**Texto de lectura:**
##########

Dificultad para recibir: ¿qué hay detrás?

Para muchos de nosotros, el hecho de recibir —sea afecto, ayuda, reconocimiento, dinero, regalos, cumplidos, etc.— no siempre es tan sencillo como parece. En muchísimos casos ni siquiera somos conscientes de ello, y no es algo que tenga que ver con lo que ocurre fuera, sino con creencias, aprendizajes y patrones internos que hacen que recibir se viva como algo incómodo o incluso amenazante. Pero ¿qué nos impide abrirnos plenamente a recibir y cómo impacta a la relación con otros y con nosotros mismos? Vamos a explorar algunas de las posibles causas e implicaciones:
La relación entre el recibir y el equilibrio y el orden en las relaciones
Desde la mirada de las constelaciones familiares, la dificultad para recibir no es solo una experiencia interna, sino que es algo que impacta directamente a los principios de orden y equilibrio y, por tanto, a la salud de las relaciones.
Cuando hablamos de equilibrio, nos referimos a ese movimiento natural, propio de las relaciones entre iguales –ya sea amistad, pareja, una colaboración laboral, etc.– en el que uno da y el otro recibe. Ese recibir se transforma en una nueva posibilidad de dar que genera un flujo circular indispensable para mantener viva la relación. No se trata de dar lo mismo, sino de permitir que circule lo que cada uno puede ofrecer. A veces es cariño, otras veces apoyo material, escucha, presencia o incluso reconocimiento. Lo esencial es que ambos sientan que el flujo se mueve en ambas direcciones y, cuando esto no sucede porque uno de los dos no sabe o no puede recibir, la relación tiende a desequilibrarse y puede resentirse.
El que solo da se coloca, sin darse cuenta, en una posición de “superioridad”. Al colocarse “por encima” adopta de manera inconsciente un rol parental —lo que en constelaciones llamamos parentificación—, el que sostiene, el que sabe, el que puede solo. Y al hacerlo, irremediablemente relega al otro a una posición de hijo, energéticamente “más pequeño”. Cuando esto sucede, la relación deja de ser una relación entre iguales y se convierte en una relación jerárquica en la que no hay reciprocidad.
El impacto en el otro y en el vínculo es brutal: puede acabar sintiéndose no visto y experimentar frustración y sentimientos de rechazo e invalidez al percibir que su entrega no tiene cabida. No solo siente que no puede dar o que lo que da no es bien recibido, sino que también se queda sin poder compartirse. Recibir o tomar también es una forma de dejarse amar y, en la medida en que no nos lo permitimos, estamos limitando la profundidad emocional y la conexión real de la relación.

##########

**Datos registrados:**
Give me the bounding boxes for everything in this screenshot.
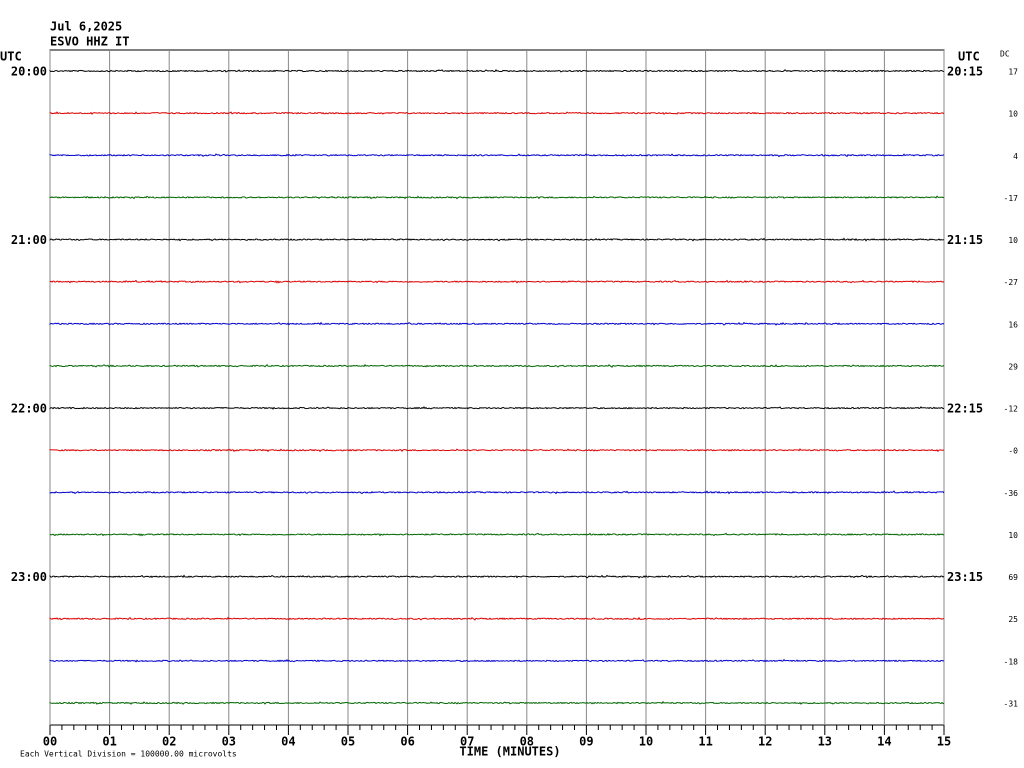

##########

**Enunciado A:** Según el texto sobre la dificultad para recibir, ¿qué nombre recibe en constelaciones el rol parental que adopta de manera inconsciente quien solo da?
**Enunciado B:** Transcribe el fragmento del texto sobre la dificultad para recibir que va desde "Para muchos de" hasta "de las relaciones.", ambos incluidos.
**Enunciado C:** Prolonga el texto sobre la dificultad para recibir a partir de su última oración.

**Solución A:** Parentificación.

**Solución B:**
Para muchos de nosotros, el hecho de recibir —sea afecto, ayuda, reconocimiento, dinero, regalos, cumplidos, etc.— no siempre es tan sencillo como parece. En muchísimos casos ni siquiera somos conscientes de ello, y no es algo que tenga que ver con lo que ocurre fuera, sino con creencias, aprendizajes y patrones internos que hacen que recibir se viva como algo incómodo o incluso amenazante. Pero ¿qué nos impide abrirnos plenamente a recibir y cómo impacta a la relación con otros y con nosotros mismos? Vamos a explorar algunas de las posibles causas e implicaciones:
La relación entre el recibir y el equilibrio y el orden en las relaciones
Desde la mirada de las constelaciones familiares, la dificultad para recibir no es solo una experiencia interna, sino que es algo que impacta directamente a los principios de orden y equilibrio y, por tanto, a la salud de las relaciones.

**Solución C:**
Este patrón suele originarse en la infancia. En muchísimas ocasiones esto nos habla de la historia de un niño que tuvo que adoptar el rol de cuidador temprano. Cuando un niño asume responsabilidades que no le corresponden —como cuidar de un hermano menor, sostener emocionalmente a sus progenitores, etc.— se produce lo que en constelaciones familiares llamamos una inversión de roles. El hijo deja de estar en el lugar de “tomar de los grandes” para convertirse, demasiado pronto, en quien da, cuida, “salva” o media. A nivel interno, ese niño aprende que su valor está en sostener. Su identidad se construye alrededor de la idea de que “si yo cuido, pertenezco” o “si doy o hago, me necesitan”. Es una forma de supervivencia emocional: el niño garantiza su lugar en la familia cumpliendo un rol que lo mantiene vinculado, aunque le reste libertad. Con el tiempo, estas dinámicas pueden cristalizarse en patrones adultos: la persona siente que siempre debe estar disponible para los demás, que no puede bajar la guardia, que si deja de dar corre el riesgo de perder el vínculo o de no ser querida. En ese sentido, recibir puede resultarle incómodo, incluso amenazante, porque la conecta con la vulnerabilidad infantil de haber necesitado y no haber recibido lo suficiente.
El merecimiento
Otra de las causas frecuentes está ligada a la sensación de merecimiento. Recibir implica abrirse a la vida, reconocer que lo que llega tiene un lugar en nosotros y permitir que la abundancia —en sus múltiples formas— pueda entrar. Sin embargo, para muchas personas esta experiencia se ve bloqueada por creencias inconscientes que las llevan a sentir que “no se lo merecen”.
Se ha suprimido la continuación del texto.